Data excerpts
[Start]
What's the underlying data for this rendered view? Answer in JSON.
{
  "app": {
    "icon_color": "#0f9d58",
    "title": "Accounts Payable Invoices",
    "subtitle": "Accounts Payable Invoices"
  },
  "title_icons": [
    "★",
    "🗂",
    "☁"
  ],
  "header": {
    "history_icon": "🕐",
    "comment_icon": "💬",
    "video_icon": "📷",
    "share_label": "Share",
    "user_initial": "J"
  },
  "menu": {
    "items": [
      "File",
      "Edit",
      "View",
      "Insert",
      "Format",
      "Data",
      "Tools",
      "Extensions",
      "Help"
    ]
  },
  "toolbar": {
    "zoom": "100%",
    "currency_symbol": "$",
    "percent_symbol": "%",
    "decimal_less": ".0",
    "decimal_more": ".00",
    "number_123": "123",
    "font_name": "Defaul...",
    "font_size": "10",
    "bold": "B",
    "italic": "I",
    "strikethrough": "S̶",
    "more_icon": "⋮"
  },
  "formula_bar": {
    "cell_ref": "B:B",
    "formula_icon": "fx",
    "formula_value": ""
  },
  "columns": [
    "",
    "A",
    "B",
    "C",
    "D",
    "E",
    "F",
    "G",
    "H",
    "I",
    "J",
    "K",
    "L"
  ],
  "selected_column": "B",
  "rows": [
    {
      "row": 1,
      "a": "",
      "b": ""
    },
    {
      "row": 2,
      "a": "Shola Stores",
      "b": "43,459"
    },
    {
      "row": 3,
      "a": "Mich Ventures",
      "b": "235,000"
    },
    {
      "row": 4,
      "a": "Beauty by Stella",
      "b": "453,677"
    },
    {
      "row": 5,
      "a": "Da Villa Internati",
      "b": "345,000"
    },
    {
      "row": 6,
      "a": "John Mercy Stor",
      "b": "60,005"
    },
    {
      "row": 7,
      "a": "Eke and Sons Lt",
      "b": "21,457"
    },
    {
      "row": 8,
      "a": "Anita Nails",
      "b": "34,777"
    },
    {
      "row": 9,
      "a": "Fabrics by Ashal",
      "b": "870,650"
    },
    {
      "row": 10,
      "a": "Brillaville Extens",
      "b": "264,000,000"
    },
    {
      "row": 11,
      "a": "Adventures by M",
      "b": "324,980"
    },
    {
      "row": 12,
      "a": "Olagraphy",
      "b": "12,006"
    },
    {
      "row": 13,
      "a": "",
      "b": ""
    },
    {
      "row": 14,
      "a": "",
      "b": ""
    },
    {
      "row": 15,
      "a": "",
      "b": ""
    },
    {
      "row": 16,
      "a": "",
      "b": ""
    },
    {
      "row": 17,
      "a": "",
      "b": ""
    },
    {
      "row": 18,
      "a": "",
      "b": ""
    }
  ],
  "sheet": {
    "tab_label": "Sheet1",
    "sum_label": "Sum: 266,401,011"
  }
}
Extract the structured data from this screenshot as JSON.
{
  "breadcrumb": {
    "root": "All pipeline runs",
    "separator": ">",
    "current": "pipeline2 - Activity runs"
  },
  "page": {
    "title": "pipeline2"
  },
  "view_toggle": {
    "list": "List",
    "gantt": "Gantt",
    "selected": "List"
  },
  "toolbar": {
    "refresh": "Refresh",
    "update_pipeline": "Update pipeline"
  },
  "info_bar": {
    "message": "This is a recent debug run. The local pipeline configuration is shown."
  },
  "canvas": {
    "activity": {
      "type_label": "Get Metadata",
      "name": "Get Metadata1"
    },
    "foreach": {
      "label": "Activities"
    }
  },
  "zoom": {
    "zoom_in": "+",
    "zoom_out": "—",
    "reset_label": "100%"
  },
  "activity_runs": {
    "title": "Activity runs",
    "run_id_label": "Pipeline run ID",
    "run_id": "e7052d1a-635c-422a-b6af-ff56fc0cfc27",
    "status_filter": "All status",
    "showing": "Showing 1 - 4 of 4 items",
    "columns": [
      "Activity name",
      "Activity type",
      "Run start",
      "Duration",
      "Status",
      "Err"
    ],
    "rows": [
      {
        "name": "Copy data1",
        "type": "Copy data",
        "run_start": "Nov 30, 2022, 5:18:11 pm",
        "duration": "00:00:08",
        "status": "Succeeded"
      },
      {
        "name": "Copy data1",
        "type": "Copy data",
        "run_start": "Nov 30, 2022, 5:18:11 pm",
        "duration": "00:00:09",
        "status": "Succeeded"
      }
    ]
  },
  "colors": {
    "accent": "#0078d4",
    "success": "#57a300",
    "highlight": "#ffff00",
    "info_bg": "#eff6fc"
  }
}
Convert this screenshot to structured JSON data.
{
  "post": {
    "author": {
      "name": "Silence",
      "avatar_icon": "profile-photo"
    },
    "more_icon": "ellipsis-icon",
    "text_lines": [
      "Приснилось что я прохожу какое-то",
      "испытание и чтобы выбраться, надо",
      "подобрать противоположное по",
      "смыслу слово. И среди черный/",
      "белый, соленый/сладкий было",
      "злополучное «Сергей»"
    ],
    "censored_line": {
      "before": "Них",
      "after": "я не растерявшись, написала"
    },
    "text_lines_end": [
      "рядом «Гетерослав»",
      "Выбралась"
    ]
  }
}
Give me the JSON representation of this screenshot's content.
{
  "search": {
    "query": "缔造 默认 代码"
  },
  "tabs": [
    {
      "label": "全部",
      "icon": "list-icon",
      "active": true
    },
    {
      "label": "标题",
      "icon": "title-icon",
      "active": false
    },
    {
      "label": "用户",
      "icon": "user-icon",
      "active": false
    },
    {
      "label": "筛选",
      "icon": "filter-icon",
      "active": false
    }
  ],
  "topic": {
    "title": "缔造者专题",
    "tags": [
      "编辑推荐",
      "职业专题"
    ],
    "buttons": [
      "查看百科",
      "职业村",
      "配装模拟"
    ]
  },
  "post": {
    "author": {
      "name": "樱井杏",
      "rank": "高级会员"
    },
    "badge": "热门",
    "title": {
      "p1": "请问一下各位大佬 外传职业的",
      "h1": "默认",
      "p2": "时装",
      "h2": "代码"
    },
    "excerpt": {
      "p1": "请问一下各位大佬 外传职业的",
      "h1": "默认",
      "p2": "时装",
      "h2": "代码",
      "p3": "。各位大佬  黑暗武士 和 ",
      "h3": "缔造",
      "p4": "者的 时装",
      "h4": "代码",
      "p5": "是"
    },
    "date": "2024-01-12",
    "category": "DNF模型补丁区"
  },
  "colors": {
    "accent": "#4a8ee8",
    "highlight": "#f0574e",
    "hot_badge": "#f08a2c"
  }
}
[End]
**Set problem:** Exactly and exclusively, repeat the lines from the line that contains "Convert this screenshot" through the end of the records, both ends included.

**Response to the task:**
Convert this screenshot to structured JSON data.
{
  "post": {
    "author": {
      "name": "Silence",
      "avatar_icon": "profile-photo"
    },
    "more_icon": "ellipsis-icon",
    "text_lines": [
      "Приснилось что я прохожу какое-то",
      "испытание и чтобы выбраться, надо",
      "подобрать противоположное по",
      "смыслу слово. И среди черный/",
      "белый, соленый/сладкий было",
      "злополучное «Сергей»"
    ],
    "censored_line": {
      "before": "Них",
      "after": "я не растерявшись, написала"
    },
    "text_lines_end": [
      "рядом «Гетерослав»",
      "Выбралась"
    ]
  }
}
Give me the JSON representation of this screenshot's content.
{
  "search": {
    "query": "缔造 默认 代码"
  },
  "tabs": [
    {
      "label": "全部",
      "icon": "list-icon",
      "active": true
    },
    {
      "label": "标题",
      "icon": "title-icon",
      "active": false
    },
    {
      "label": "用户",
      "icon": "user-icon",
      "active": false
    },
    {
      "label": "筛选",
      "icon": "filter-icon",
      "active": false
    }
  ],
  "topic": {
    "title": "缔造者专题",
    "tags": [
      "编辑推荐",
      "职业专题"
    ],
    "buttons": [
      "查看百科",
      "职业村",
      "配装模拟"
    ]
  },
  "post": {
    "author": {
      "name": "樱井杏",
      "rank": "高级会员"
    },
    "badge": "热门",
    "title": {
      "p1": "请问一下各位大佬 外传职业的",
      "h1": "默认",
      "p2": "时装",
      "h2": "代码"
    },
    "excerpt": {
      "p1": "请问一下各位大佬 外传职业的",
      "h1": "默认",
      "p2": "时装",
      "h2": "代码",
      "p3": "。各位大佬  黑暗武士 和 ",
      "h3": "缔造",
      "p4": "者的 时装",
      "h4": "代码",
      "p5": "是"
    },
    "date": "2024-01-12",
    "category": "DNF模型补丁区"
  },
  "colors": {
    "accent": "#4a8ee8",
    "highlight": "#f0574e",
    "hot_badge": "#f08a2c"
  }
}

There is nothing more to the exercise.